* [Direction]:
Word for word, repeat the entries, minus the pictures.

Figure record extracts
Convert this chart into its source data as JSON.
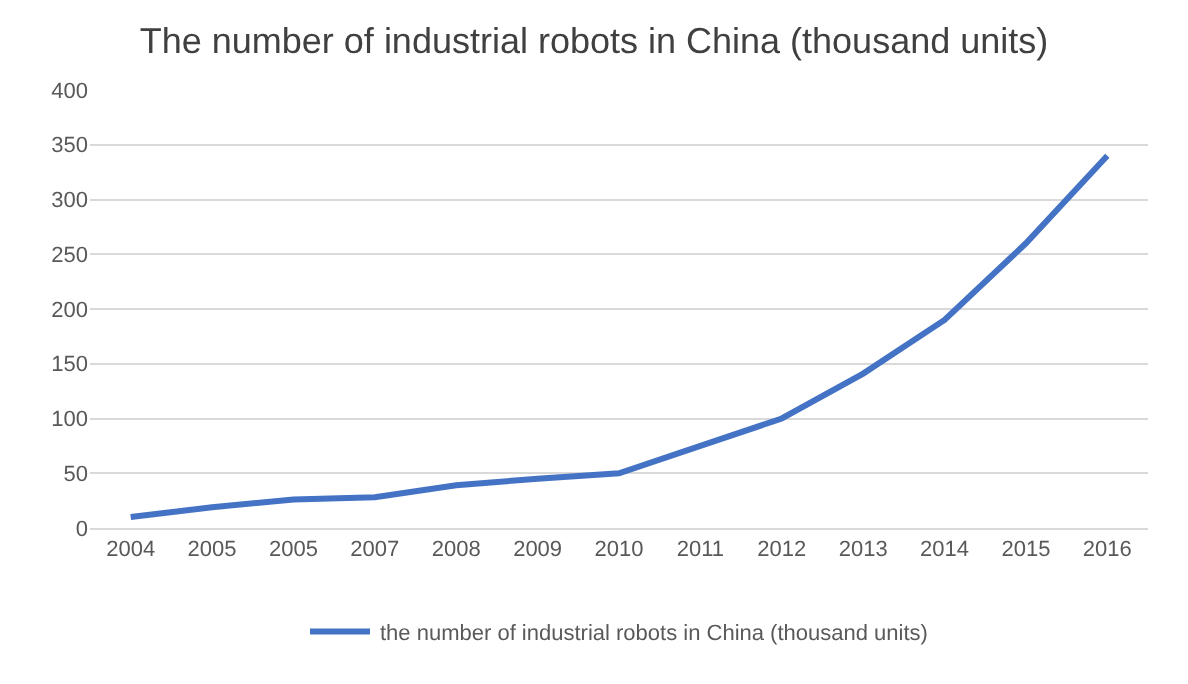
{
  "chart_data": {
    "type": "line",
    "title": "The number of industrial robots in China (thousand units)",
    "categories": [
      "2004",
      "2005",
      "2005",
      "2007",
      "2008",
      "2009",
      "2010",
      "2011",
      "2012",
      "2013",
      "2014",
      "2015",
      "2016"
    ],
    "series": [
      {
        "name": "the number of industrial robots in China (thousand units)",
        "color": "#4472c4",
        "values": [
          10,
          19,
          26,
          28,
          39,
          45,
          50,
          75,
          100,
          141,
          190,
          260,
          340
        ]
      }
    ],
    "ylim": [
      0,
      400
    ],
    "yticks": [
      0,
      50,
      100,
      150,
      200,
      250,
      300,
      350,
      400
    ],
    "grid": "y",
    "legend": "bottom",
    "marker": "none",
    "line_style": "solid"
  }
}
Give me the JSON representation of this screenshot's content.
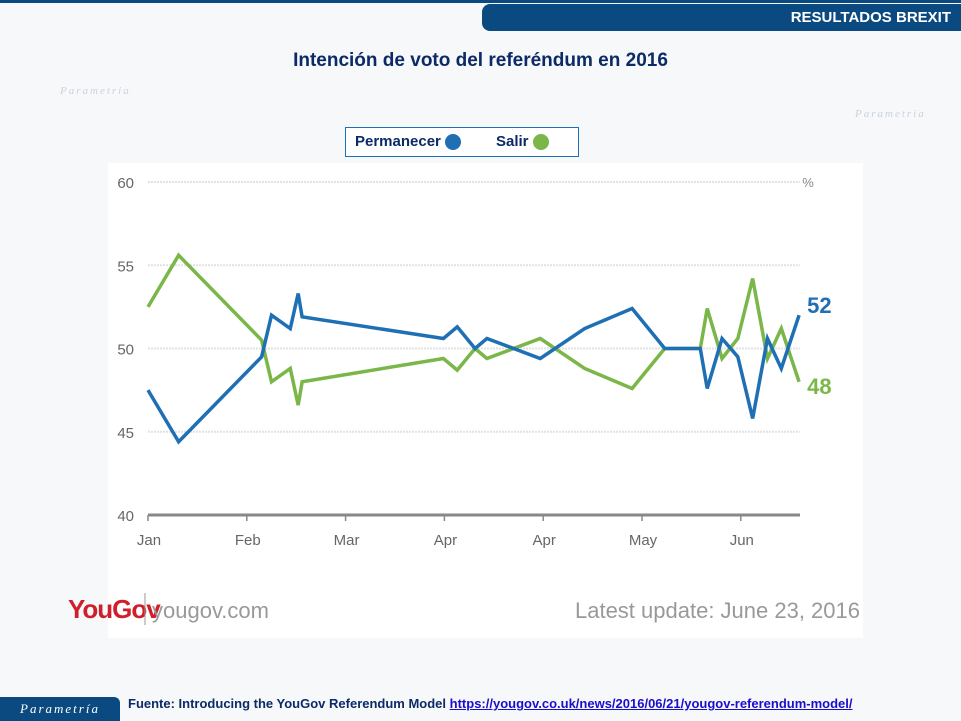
{
  "header": {
    "banner": "RESULTADOS BREXIT",
    "title": "Intención de voto del referéndum en 2016"
  },
  "legend": {
    "items": [
      {
        "label": "Permanecer",
        "color": "#1f6fb5"
      },
      {
        "label": "Salir",
        "color": "#7ab648"
      }
    ]
  },
  "chart_data": {
    "type": "line",
    "title": "",
    "xlabel": "",
    "ylabel": "%",
    "x_ticks": [
      "Jan",
      "Feb",
      "Mar",
      "Apr",
      "Apr",
      "May",
      "Jun"
    ],
    "ylim": [
      40,
      60
    ],
    "y_ticks": [
      40,
      45,
      50,
      55,
      60
    ],
    "grid": true,
    "x": [
      0,
      0.31,
      1.15,
      1.25,
      1.44,
      1.52,
      1.56,
      2.99,
      3.13,
      3.31,
      3.43,
      3.97,
      4.42,
      4.9,
      5.23,
      5.59,
      5.66,
      5.81,
      5.97,
      6.12,
      6.27,
      6.41,
      6.59
    ],
    "series": [
      {
        "name": "Permanecer",
        "color": "#1f6fb5",
        "end_label": "52",
        "values": [
          47.5,
          44.4,
          49.5,
          52,
          51.2,
          53.3,
          51.9,
          50.6,
          51.3,
          50,
          50.6,
          49.4,
          51.2,
          52.4,
          50,
          50,
          47.6,
          50.6,
          49.5,
          45.8,
          50.6,
          48.8,
          52
        ]
      },
      {
        "name": "Salir",
        "color": "#7ab648",
        "end_label": "48",
        "values": [
          52.5,
          55.6,
          50.5,
          48,
          48.8,
          46.6,
          48,
          49.4,
          48.7,
          50,
          49.4,
          50.6,
          48.8,
          47.6,
          50,
          50,
          52.4,
          49.4,
          50.6,
          54.2,
          49.4,
          51.2,
          48
        ]
      }
    ]
  },
  "branding": {
    "yougov": "YouGov",
    "site": "yougov.com",
    "update": "Latest update: June  23, 2016"
  },
  "footer": {
    "source": "Fuente: Introducing the YouGov Referendum Model",
    "link": "https://yougov.co.uk/news/2016/06/21/yougov-referendum-model/"
  },
  "logo": "Parametría"
}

* [Correct result]:
Convert this chart into its source data as JSON.
{
  "chart_data": {
    "type": "line",
    "title": "The number of industrial robots in China (thousand units)",
    "categories": [
      "2004",
      "2005",
      "2005",
      "2007",
      "2008",
      "2009",
      "2010",
      "2011",
      "2012",
      "2013",
      "2014",
      "2015",
      "2016"
    ],
    "series": [
      {
        "name": "the number of industrial robots in China (thousand units)",
        "color": "#4472c4",
        "values": [
          10,
          19,
          26,
          28,
          39,
          45,
          50,
          75,
          100,
          141,
          190,
          260,
          340
        ]
      }
    ],
    "ylim": [
      0,
      400
    ],
    "yticks": [
      0,
      50,
      100,
      150,
      200,
      250,
      300,
      350,
      400
    ],
    "grid": "y",
    "legend": "bottom",
    "marker": "none",
    "line_style": "solid"
  }
}
Give me the JSON representation of this screenshot's content.
{
  "header": {
    "banner": "RESULTADOS BREXIT",
    "title": "Intención de voto del referéndum en 2016"
  },
  "legend": {
    "items": [
      {
        "label": "Permanecer",
        "color": "#1f6fb5"
      },
      {
        "label": "Salir",
        "color": "#7ab648"
      }
    ]
  },
  "chart_data": {
    "type": "line",
    "title": "",
    "xlabel": "",
    "ylabel": "%",
    "x_ticks": [
      "Jan",
      "Feb",
      "Mar",
      "Apr",
      "Apr",
      "May",
      "Jun"
    ],
    "ylim": [
      40,
      60
    ],
    "y_ticks": [
      40,
      45,
      50,
      55,
      60
    ],
    "grid": true,
    "x": [
      0,
      0.31,
      1.15,
      1.25,
      1.44,
      1.52,
      1.56,
      2.99,
      3.13,
      3.31,
      3.43,
      3.97,
      4.42,
      4.9,
      5.23,
      5.59,
      5.66,
      5.81,
      5.97,
      6.12,
      6.27,
      6.41,
      6.59
    ],
    "series": [
      {
        "name": "Permanecer",
        "color": "#1f6fb5",
        "end_label": "52",
        "values": [
          47.5,
          44.4,
          49.5,
          52,
          51.2,
          53.3,
          51.9,
          50.6,
          51.3,
          50,
          50.6,
          49.4,
          51.2,
          52.4,
          50,
          50,
          47.6,
          50.6,
          49.5,
          45.8,
          50.6,
          48.8,
          52
        ]
      },
      {
        "name": "Salir",
        "color": "#7ab648",
        "end_label": "48",
        "values": [
          52.5,
          55.6,
          50.5,
          48,
          48.8,
          46.6,
          48,
          49.4,
          48.7,
          50,
          49.4,
          50.6,
          48.8,
          47.6,
          50,
          50,
          52.4,
          49.4,
          50.6,
          54.2,
          49.4,
          51.2,
          48
        ]
      }
    ]
  },
  "branding": {
    "yougov": "YouGov",
    "site": "yougov.com",
    "update": "Latest update: June  23, 2016"
  },
  "footer": {
    "source": "Fuente: Introducing the YouGov Referendum Model",
    "link": "https://yougov.co.uk/news/2016/06/21/yougov-referendum-model/"
  },
  "logo": "Parametría"
}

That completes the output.